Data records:
======
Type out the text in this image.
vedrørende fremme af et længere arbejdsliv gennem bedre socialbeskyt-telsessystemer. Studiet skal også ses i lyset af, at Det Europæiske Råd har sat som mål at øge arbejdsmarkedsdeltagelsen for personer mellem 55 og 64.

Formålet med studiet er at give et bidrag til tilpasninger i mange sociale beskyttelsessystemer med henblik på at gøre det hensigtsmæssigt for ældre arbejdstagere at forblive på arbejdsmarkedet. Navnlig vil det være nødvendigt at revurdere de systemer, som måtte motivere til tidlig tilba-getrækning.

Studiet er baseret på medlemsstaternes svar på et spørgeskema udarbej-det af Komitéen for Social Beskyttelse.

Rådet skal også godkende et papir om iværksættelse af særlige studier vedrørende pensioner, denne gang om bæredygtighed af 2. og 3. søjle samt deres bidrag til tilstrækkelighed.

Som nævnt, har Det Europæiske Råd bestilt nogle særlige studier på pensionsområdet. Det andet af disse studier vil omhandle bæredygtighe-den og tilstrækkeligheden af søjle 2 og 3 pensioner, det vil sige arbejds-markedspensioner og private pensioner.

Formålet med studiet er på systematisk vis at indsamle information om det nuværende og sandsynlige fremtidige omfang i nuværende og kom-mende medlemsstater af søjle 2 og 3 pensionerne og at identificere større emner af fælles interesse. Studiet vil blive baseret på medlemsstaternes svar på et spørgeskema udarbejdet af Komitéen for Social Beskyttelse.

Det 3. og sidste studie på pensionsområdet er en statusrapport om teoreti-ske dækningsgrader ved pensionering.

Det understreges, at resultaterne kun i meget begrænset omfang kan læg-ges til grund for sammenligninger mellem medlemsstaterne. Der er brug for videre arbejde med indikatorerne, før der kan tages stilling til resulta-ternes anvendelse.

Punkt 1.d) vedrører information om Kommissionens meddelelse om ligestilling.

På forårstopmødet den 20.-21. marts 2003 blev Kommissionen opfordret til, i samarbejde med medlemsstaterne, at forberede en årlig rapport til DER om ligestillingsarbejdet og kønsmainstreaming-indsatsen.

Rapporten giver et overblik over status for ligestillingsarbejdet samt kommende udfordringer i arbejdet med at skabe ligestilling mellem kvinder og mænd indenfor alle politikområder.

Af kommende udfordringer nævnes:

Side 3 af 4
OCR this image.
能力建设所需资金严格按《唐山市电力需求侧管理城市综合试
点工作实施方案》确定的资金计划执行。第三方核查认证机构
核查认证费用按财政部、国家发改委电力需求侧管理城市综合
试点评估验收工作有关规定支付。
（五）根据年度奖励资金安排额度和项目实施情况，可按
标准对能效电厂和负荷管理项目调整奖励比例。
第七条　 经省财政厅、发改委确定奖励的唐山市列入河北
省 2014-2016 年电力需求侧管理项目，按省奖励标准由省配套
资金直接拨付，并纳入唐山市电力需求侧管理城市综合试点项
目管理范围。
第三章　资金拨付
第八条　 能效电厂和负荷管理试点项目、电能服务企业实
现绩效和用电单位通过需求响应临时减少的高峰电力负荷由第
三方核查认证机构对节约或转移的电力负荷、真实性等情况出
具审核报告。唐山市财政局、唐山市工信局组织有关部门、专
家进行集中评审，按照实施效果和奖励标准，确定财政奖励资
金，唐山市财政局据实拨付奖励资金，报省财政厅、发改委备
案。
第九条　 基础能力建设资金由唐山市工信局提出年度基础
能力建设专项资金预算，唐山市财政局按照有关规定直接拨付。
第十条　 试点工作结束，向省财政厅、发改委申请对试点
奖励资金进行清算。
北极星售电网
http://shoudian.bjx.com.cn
======
## GIVEN REQUEST:
Your task is to print all of the records exactly.

## EXERCISE RESPONSE:
Type out the text in this image.
vedrørende fremme af et længere arbejdsliv gennem bedre socialbeskyt-telsessystemer. Studiet skal også ses i lyset af, at Det Europæiske Råd har sat som mål at øge arbejdsmarkedsdeltagelsen for personer mellem 55 og 64.

Formålet med studiet er at give et bidrag til tilpasninger i mange sociale beskyttelsessystemer med henblik på at gøre det hensigtsmæssigt for ældre arbejdstagere at forblive på arbejdsmarkedet. Navnlig vil det være nødvendigt at revurdere de systemer, som måtte motivere til tidlig tilba-getrækning.

Studiet er baseret på medlemsstaternes svar på et spørgeskema udarbej-det af Komitéen for Social Beskyttelse.

Rådet skal også godkende et papir om iværksættelse af særlige studier vedrørende pensioner, denne gang om bæredygtighed af 2. og 3. søjle samt deres bidrag til tilstrækkelighed.

Som nævnt, har Det Europæiske Råd bestilt nogle særlige studier på pensionsområdet. Det andet af disse studier vil omhandle bæredygtighe-den og tilstrækkeligheden af søjle 2 og 3 pensioner, det vil sige arbejds-markedspensioner og private pensioner.

Formålet med studiet er på systematisk vis at indsamle information om det nuværende og sandsynlige fremtidige omfang i nuværende og kom-mende medlemsstater af søjle 2 og 3 pensionerne og at identificere større emner af fælles interesse. Studiet vil blive baseret på medlemsstaternes svar på et spørgeskema udarbejdet af Komitéen for Social Beskyttelse.

Det 3. og sidste studie på pensionsområdet er en statusrapport om teoreti-ske dækningsgrader ved pensionering.

Det understreges, at resultaterne kun i meget begrænset omfang kan læg-ges til grund for sammenligninger mellem medlemsstaterne. Der er brug for videre arbejde med indikatorerne, før der kan tages stilling til resulta-ternes anvendelse.

Punkt 1.d) vedrører information om Kommissionens meddelelse om ligestilling.

På forårstopmødet den 20.-21. marts 2003 blev Kommissionen opfordret til, i samarbejde med medlemsstaterne, at forberede en årlig rapport til DER om ligestillingsarbejdet og kønsmainstreaming-indsatsen.

Rapporten giver et overblik over status for ligestillingsarbejdet samt kommende udfordringer i arbejdet med at skabe ligestilling mellem kvinder og mænd indenfor alle politikområder.

Af kommende udfordringer nævnes:

Side 3 af 4
OCR this image.
能力建设所需资金严格按《唐山市电力需求侧管理城市综合试
点工作实施方案》确定的资金计划执行。第三方核查认证机构
核查认证费用按财政部、国家发改委电力需求侧管理城市综合
试点评估验收工作有关规定支付。
（五）根据年度奖励资金安排额度和项目实施情况，可按
标准对能效电厂和负荷管理项目调整奖励比例。
第七条　 经省财政厅、发改委确定奖励的唐山市列入河北
省 2014-2016 年电力需求侧管理项目，按省奖励标准由省配套
资金直接拨付，并纳入唐山市电力需求侧管理城市综合试点项
目管理范围。
第三章　资金拨付
第八条　 能效电厂和负荷管理试点项目、电能服务企业实
现绩效和用电单位通过需求响应临时减少的高峰电力负荷由第
三方核查认证机构对节约或转移的电力负荷、真实性等情况出
具审核报告。唐山市财政局、唐山市工信局组织有关部门、专
家进行集中评审，按照实施效果和奖励标准，确定财政奖励资
金，唐山市财政局据实拨付奖励资金，报省财政厅、发改委备
案。
第九条　 基础能力建设资金由唐山市工信局提出年度基础
能力建设专项资金预算，唐山市财政局按照有关规定直接拨付。
第十条　 试点工作结束，向省财政厅、发改委申请对试点
奖励资金进行清算。
北极星售电网
http://shoudian.bjx.com.cn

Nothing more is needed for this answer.